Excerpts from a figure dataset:
begin

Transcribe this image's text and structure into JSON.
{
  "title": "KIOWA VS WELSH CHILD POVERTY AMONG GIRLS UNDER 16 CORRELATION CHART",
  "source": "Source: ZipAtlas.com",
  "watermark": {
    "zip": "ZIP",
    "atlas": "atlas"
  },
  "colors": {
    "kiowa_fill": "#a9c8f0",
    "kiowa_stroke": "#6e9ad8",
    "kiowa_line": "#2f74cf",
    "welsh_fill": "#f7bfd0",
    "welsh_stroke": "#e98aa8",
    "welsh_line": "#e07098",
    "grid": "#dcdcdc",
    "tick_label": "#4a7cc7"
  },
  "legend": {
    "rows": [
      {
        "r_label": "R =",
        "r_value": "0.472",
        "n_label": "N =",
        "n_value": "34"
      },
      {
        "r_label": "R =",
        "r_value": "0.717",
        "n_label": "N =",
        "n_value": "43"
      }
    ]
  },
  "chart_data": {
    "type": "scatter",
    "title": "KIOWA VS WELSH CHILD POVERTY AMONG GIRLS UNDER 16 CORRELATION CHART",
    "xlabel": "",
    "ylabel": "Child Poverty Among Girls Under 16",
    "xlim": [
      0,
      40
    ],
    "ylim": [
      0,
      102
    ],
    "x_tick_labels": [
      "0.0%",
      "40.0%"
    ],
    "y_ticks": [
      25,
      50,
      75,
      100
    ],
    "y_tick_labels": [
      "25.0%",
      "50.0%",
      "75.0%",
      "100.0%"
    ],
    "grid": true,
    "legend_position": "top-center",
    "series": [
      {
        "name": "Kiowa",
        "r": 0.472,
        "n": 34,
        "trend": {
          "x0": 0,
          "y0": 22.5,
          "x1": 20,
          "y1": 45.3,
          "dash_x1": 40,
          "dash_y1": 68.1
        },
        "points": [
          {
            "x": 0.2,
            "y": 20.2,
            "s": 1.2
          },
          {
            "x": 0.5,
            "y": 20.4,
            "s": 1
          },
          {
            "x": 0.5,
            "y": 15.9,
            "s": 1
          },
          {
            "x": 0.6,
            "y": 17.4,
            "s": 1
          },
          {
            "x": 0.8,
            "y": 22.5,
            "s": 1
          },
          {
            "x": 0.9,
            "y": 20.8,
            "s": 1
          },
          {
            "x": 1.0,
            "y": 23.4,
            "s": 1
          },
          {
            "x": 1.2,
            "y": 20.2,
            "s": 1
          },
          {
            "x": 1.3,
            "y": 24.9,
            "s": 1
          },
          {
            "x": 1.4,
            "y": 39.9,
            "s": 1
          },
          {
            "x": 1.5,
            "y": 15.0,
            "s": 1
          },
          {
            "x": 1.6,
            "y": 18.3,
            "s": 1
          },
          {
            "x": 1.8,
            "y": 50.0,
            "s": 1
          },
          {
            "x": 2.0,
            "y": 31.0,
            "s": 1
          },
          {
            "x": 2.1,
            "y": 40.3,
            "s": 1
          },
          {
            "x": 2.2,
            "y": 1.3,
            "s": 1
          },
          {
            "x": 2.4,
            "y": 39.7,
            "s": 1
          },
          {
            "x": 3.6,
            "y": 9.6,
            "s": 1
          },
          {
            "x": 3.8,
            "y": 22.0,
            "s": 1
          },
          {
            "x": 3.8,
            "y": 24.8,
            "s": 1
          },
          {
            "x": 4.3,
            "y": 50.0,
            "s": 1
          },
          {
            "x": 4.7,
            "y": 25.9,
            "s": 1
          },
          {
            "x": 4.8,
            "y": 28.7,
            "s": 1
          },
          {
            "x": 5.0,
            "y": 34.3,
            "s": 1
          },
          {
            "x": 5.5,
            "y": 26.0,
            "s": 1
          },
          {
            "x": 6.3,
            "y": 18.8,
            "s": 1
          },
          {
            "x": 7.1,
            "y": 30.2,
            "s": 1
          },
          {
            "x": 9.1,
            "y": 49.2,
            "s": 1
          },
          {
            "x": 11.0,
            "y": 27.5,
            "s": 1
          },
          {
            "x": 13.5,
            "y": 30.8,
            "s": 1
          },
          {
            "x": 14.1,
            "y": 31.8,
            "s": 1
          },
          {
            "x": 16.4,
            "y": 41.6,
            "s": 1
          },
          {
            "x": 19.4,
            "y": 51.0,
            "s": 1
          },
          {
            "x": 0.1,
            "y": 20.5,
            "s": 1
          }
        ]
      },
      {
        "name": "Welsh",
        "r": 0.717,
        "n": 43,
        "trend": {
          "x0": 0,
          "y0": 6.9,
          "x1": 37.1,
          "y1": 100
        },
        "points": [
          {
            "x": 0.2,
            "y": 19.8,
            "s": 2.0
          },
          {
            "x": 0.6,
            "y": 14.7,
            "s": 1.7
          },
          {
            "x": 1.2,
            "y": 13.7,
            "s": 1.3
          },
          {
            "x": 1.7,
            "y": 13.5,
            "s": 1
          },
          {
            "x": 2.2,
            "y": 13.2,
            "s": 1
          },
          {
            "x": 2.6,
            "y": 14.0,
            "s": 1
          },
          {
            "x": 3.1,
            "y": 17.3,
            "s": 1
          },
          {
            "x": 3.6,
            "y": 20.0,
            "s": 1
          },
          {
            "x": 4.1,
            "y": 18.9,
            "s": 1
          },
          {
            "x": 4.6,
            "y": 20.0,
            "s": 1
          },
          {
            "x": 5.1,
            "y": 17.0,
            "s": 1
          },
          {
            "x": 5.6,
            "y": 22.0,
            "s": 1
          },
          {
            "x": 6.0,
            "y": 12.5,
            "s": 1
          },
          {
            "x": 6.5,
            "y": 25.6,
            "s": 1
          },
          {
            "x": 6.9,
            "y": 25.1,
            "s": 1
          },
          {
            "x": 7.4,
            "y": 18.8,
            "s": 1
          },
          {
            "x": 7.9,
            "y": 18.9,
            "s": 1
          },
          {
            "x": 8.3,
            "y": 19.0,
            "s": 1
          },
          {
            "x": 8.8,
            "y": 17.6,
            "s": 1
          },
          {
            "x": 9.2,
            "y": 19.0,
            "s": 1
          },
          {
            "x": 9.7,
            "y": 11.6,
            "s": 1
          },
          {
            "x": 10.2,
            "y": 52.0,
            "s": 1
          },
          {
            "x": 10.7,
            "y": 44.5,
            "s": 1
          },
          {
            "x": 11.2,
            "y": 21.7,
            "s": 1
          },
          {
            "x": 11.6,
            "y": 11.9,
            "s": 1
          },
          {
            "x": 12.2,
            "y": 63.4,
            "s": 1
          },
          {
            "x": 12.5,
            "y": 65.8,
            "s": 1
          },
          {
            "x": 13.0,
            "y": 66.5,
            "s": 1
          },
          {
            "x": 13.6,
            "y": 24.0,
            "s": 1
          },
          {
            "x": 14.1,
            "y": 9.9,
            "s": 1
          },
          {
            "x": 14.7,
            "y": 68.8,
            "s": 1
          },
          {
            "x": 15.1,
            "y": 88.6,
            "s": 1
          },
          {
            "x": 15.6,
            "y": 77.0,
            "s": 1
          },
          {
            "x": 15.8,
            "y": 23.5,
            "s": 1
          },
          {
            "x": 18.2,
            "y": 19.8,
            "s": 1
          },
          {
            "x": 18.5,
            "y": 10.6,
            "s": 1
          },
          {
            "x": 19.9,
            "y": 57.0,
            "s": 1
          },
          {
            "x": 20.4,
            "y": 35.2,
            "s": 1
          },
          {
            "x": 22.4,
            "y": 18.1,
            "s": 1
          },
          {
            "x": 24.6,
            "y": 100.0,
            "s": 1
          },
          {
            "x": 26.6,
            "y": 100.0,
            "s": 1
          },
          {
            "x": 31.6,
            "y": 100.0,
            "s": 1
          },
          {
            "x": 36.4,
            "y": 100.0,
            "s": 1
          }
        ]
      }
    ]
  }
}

end

From the records above, work out how many lines contain the string "title". Give only the number.

2